● **OBJECTIVE**: Repeat the listing in full, exactly as it stands.

● **A run of records**:
================
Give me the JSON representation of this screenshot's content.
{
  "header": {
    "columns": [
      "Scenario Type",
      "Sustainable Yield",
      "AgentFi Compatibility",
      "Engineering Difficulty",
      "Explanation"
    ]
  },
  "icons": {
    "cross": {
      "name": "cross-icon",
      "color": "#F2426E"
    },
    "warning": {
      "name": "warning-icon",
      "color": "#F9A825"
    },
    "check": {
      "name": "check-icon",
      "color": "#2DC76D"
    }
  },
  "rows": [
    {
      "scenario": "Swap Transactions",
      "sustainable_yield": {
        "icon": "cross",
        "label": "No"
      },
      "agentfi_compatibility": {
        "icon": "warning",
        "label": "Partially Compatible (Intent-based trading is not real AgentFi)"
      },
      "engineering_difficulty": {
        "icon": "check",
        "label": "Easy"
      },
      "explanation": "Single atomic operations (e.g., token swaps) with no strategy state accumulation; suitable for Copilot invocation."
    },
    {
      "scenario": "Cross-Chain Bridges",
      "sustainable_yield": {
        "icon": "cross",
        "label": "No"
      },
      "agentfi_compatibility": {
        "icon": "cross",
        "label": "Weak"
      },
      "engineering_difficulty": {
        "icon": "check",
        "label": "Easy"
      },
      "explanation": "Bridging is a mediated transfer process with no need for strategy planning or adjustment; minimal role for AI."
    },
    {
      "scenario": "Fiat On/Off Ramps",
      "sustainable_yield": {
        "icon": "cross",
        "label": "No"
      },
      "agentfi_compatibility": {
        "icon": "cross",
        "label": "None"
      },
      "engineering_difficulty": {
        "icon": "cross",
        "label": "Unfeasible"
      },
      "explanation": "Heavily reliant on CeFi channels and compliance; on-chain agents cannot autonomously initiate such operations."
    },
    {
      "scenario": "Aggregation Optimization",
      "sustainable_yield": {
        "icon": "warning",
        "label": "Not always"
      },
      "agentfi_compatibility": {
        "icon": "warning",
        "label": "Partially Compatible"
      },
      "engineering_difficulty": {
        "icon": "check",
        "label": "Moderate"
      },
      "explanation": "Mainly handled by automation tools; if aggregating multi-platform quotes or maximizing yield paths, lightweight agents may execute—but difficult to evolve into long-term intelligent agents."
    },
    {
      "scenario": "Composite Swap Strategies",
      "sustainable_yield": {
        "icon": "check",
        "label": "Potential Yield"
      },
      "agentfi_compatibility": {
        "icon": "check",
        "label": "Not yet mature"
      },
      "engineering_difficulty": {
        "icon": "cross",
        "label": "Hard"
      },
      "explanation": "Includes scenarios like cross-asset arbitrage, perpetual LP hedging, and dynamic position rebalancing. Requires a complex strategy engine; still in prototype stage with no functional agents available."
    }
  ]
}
================
● **ANSWER TO THE PROBLEM**:
Give me the JSON representation of this screenshot's content.
{
  "header": {
    "columns": [
      "Scenario Type",
      "Sustainable Yield",
      "AgentFi Compatibility",
      "Engineering Difficulty",
      "Explanation"
    ]
  },
  "icons": {
    "cross": {
      "name": "cross-icon",
      "color": "#F2426E"
    },
    "warning": {
      "name": "warning-icon",
      "color": "#F9A825"
    },
    "check": {
      "name": "check-icon",
      "color": "#2DC76D"
    }
  },
  "rows": [
    {
      "scenario": "Swap Transactions",
      "sustainable_yield": {
        "icon": "cross",
        "label": "No"
      },
      "agentfi_compatibility": {
        "icon": "warning",
        "label": "Partially Compatible (Intent-based trading is not real AgentFi)"
      },
      "engineering_difficulty": {
        "icon": "check",
        "label": "Easy"
      },
      "explanation": "Single atomic operations (e.g., token swaps) with no strategy state accumulation; suitable for Copilot invocation."
    },
    {
      "scenario": "Cross-Chain Bridges",
      "sustainable_yield": {
        "icon": "cross",
        "label": "No"
      },
      "agentfi_compatibility": {
        "icon": "cross",
        "label": "Weak"
      },
      "engineering_difficulty": {
        "icon": "check",
        "label": "Easy"
      },
      "explanation": "Bridging is a mediated transfer process with no need for strategy planning or adjustment; minimal role for AI."
    },
    {
      "scenario": "Fiat On/Off Ramps",
      "sustainable_yield": {
        "icon": "cross",
        "label": "No"
      },
      "agentfi_compatibility": {
        "icon": "cross",
        "label": "None"
      },
      "engineering_difficulty": {
        "icon": "cross",
        "label": "Unfeasible"
      },
      "explanation": "Heavily reliant on CeFi channels and compliance; on-chain agents cannot autonomously initiate such operations."
    },
    {
      "scenario": "Aggregation Optimization",
      "sustainable_yield": {
        "icon": "warning",
        "label": "Not always"
      },
      "agentfi_compatibility": {
        "icon": "warning",
        "label": "Partially Compatible"
      },
      "engineering_difficulty": {
        "icon": "check",
        "label": "Moderate"
      },
      "explanation": "Mainly handled by automation tools; if aggregating multi-platform quotes or maximizing yield paths, lightweight agents may execute—but difficult to evolve into long-term intelligent agents."
    },
    {
      "scenario": "Composite Swap Strategies",
      "sustainable_yield": {
        "icon": "check",
        "label": "Potential Yield"
      },
      "agentfi_compatibility": {
        "icon": "check",
        "label": "Not yet mature"
      },
      "engineering_difficulty": {
        "icon": "cross",
        "label": "Hard"
      },
      "explanation": "Includes scenarios like cross-asset arbitrage, perpetual LP hedging, and dynamic position rebalancing. Requires a complex strategy engine; still in prototype stage with no functional agents available."
    }
  ]
}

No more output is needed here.